* BEGIN Provided material *
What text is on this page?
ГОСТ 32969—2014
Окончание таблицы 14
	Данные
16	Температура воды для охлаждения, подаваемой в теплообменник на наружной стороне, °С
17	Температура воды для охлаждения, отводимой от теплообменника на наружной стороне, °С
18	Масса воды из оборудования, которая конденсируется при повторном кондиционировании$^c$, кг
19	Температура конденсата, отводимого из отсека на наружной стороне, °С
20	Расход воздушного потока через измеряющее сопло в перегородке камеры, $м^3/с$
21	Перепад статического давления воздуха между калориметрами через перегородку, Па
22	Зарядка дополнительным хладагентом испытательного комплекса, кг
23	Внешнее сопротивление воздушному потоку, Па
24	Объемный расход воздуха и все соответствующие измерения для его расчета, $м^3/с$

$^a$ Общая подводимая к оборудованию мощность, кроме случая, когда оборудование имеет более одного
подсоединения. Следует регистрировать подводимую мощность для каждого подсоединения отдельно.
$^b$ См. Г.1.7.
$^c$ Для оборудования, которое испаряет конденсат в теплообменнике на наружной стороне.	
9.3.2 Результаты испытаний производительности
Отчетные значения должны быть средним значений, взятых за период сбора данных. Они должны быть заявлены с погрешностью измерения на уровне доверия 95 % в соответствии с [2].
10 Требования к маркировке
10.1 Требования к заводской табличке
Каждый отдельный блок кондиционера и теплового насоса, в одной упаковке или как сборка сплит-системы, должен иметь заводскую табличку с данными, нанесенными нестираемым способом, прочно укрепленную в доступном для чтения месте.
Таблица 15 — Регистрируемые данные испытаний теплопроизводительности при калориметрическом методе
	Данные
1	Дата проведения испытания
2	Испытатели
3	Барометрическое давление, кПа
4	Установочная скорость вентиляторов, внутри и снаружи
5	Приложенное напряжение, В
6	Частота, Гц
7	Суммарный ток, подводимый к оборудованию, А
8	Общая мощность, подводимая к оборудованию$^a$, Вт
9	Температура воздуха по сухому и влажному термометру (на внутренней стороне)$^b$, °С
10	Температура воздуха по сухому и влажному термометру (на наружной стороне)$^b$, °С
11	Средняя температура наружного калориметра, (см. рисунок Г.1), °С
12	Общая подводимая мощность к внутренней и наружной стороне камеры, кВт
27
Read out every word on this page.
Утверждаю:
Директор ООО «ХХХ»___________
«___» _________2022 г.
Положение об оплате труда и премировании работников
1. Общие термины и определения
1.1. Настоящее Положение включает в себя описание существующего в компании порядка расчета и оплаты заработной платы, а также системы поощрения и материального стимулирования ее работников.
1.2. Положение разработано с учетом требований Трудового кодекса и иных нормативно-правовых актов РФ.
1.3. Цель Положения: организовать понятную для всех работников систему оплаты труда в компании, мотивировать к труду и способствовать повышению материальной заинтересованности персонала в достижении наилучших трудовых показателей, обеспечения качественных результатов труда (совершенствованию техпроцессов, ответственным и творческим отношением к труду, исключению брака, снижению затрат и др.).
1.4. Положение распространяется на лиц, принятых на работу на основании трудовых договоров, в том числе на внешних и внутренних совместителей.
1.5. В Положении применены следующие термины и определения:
* END Provided material *
* BEGIN Provided material *
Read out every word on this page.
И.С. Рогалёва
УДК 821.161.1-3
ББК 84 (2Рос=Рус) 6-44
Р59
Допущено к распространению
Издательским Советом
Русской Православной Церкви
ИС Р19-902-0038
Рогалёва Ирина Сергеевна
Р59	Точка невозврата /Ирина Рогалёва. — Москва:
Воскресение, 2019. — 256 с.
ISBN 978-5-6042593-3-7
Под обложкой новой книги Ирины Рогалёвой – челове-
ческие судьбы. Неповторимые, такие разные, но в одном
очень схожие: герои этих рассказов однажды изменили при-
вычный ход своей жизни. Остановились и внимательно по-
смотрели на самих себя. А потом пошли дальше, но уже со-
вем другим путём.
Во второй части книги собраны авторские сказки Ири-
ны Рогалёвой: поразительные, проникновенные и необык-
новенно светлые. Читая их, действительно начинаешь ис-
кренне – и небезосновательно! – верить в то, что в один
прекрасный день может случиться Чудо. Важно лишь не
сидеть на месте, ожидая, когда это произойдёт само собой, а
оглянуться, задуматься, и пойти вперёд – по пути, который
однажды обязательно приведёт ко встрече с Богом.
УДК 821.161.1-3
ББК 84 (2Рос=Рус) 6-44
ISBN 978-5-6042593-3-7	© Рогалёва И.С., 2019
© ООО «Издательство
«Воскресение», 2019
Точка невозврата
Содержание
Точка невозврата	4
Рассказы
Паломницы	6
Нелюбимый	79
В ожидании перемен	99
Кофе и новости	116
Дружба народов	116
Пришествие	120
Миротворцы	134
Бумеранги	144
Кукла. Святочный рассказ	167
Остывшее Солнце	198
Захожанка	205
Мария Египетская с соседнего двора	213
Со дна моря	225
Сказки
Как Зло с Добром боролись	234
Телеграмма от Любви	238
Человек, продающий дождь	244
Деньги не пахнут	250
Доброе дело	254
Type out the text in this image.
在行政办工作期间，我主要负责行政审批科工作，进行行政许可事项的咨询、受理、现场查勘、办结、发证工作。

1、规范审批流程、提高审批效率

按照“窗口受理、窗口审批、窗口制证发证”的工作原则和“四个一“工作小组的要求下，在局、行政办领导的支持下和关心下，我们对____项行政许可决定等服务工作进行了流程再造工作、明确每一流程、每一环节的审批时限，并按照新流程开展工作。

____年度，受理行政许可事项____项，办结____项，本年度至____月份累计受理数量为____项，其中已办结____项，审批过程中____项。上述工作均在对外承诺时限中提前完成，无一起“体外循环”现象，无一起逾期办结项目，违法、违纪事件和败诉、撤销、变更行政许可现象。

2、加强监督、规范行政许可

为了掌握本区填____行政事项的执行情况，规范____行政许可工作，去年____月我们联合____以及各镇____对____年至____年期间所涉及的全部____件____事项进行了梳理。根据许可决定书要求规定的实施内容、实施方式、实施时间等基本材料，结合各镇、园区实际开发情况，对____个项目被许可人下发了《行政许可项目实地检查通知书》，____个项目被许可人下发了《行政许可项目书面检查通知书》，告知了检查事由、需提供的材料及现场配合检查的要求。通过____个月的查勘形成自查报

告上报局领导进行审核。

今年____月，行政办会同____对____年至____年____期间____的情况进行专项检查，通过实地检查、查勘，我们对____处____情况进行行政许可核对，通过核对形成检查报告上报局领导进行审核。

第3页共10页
* END Provided material *
Request = Your task is to report how many lines of the material include the string "через". Give the number and no other words.

Exercise result = 2